BEGIN Article

The question of culture and Islam has been a huge one in my mind and the minds of so many Malaysian Muslims. Recently, this question has come to light again with the accusation of “arabization” of Malaysian Muslims.
In other, more “classical” manifestations of our lack of understanding in the harmony between Islam and culture, we see confusions with regards to gender relations, women’s roles in society, dress code, social mannerisms, and “Islamic” food.
It seems like we have to move forward to a more back-to-basic, but at the same time, wider and deeper discussion about the topic. No longer can we rely on simple rote memorization, lazy copy-and-paste, and blind adherence to the text as a short cut way to practice religion. Especially when we are currently in an age of cultural mixing, thanks to the advent of social media.
Mixing can be beneficial, but detrimental if one doesn’t have strong roots to begin with. Without proper understanding of objectives (maqasid shariah), awareness of cultural variations, and wisdom in application, confusion ensues.

END Article

Directive 1:
Answer from the passage on Islam and culture:
(a) What accusation has recently brought the question of culture and Islam back to light?
(b) What does the passage credit with bringing about the current age of cultural mixing?
(c) What term is given in parentheses for the objectives that must be properly understood?
Directive 2:
Rename "Malaysian Muslims" as "Southeast Asian Muslims" throughout the passage on Islam and culture, from "The question of" up to and including "of Malaysian Muslims.", and give that part again.
None of the data that follows is needed for this work.

BEGIN Recorded information

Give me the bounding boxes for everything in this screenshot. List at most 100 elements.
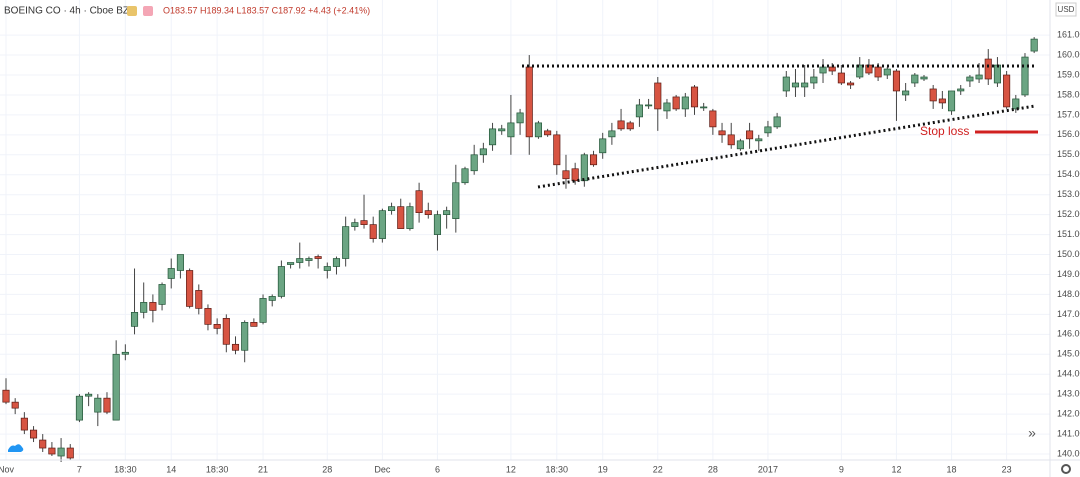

END Recorded information

Expected answer 1:
(a) The accusation of "arabization" of Malaysian Muslims.
(b) The advent of social media.
(c) Maqasid shariah.

Expected answer 2:
The question of culture and Islam has been a huge one in my mind and the minds of so many Southeast Asian Muslims. Recently, this question has come to light again with the accusation of “arabization” of Southeast Asian Muslims.